■ BRIEF
Pick out each line in these entries that contains the string "this".

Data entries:
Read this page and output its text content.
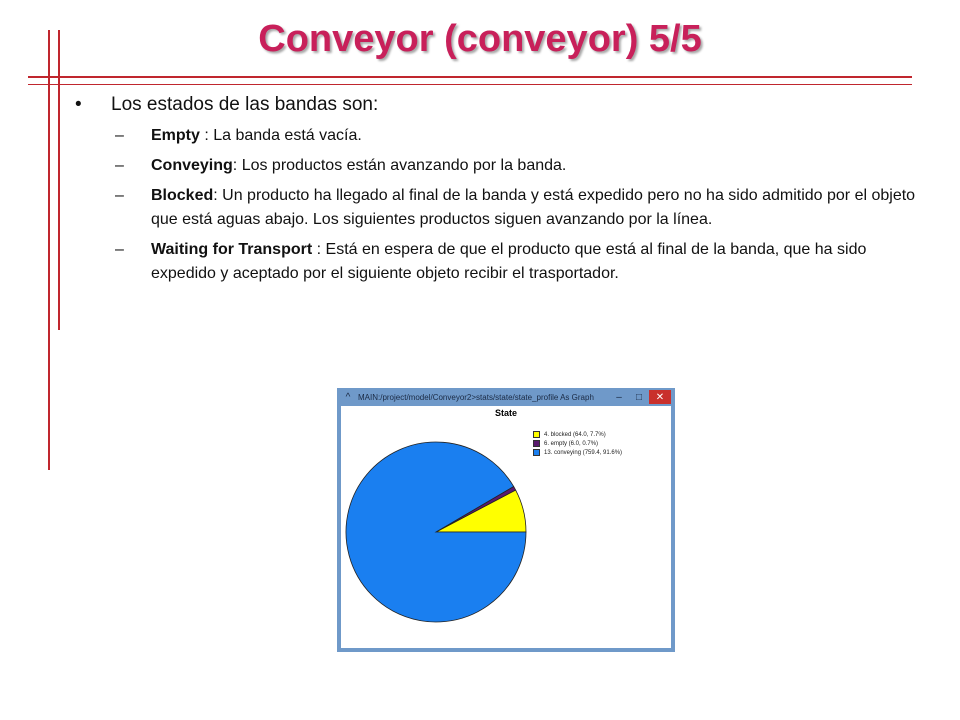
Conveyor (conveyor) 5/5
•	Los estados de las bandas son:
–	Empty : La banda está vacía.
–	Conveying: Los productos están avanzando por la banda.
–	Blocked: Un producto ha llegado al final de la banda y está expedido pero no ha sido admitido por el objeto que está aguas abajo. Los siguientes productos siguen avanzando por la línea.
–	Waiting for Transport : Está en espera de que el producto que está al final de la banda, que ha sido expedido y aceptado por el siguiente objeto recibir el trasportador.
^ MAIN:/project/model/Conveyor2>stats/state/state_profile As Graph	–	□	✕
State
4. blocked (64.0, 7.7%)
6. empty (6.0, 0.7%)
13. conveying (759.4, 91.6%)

---

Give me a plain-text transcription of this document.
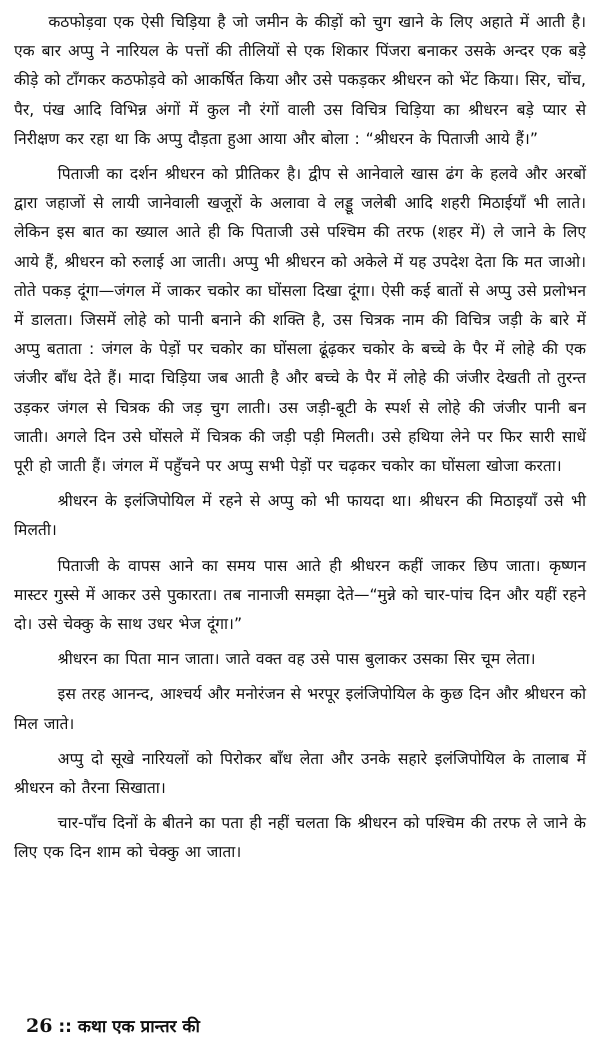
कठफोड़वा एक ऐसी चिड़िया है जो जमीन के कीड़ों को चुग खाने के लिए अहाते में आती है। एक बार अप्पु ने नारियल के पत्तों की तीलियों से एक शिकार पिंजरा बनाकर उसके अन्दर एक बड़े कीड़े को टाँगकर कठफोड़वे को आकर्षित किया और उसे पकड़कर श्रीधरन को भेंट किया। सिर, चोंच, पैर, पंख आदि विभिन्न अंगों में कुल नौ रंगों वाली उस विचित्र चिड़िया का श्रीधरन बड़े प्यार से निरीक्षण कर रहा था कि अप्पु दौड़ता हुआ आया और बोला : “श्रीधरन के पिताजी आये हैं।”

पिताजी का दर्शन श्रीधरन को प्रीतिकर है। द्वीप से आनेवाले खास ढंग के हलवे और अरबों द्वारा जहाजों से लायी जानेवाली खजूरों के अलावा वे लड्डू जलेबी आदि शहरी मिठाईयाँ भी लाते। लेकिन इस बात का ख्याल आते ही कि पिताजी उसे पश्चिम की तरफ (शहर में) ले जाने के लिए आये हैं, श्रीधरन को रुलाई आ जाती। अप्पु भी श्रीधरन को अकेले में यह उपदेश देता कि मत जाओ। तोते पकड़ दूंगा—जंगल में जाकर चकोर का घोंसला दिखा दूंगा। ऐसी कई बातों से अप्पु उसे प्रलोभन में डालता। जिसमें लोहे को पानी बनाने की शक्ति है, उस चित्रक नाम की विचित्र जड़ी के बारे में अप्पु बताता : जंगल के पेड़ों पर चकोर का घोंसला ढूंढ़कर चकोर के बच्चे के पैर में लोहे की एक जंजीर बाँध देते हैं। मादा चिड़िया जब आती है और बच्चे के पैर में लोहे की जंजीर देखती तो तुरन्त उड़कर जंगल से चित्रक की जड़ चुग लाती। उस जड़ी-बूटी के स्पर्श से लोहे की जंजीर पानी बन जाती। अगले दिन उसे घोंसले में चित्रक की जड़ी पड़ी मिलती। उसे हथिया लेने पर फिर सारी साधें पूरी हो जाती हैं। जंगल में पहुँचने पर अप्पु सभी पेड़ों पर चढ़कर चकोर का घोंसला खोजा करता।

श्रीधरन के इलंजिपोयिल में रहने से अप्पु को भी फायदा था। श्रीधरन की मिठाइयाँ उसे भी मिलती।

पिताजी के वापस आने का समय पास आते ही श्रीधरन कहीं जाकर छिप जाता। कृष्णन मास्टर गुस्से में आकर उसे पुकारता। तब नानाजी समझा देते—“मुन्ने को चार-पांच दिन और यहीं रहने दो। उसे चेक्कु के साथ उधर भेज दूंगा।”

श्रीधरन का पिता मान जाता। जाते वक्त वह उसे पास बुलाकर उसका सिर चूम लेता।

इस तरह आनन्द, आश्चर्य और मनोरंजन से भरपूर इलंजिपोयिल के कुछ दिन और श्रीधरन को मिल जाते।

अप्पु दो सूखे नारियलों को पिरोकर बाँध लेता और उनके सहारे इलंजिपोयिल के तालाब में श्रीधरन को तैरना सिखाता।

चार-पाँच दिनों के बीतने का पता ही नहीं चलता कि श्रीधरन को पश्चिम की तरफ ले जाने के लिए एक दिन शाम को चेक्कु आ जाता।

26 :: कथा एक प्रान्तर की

■ EXERCISE RESPONSE
Read this page and output its text content.
Give me a plain-text transcription of this document.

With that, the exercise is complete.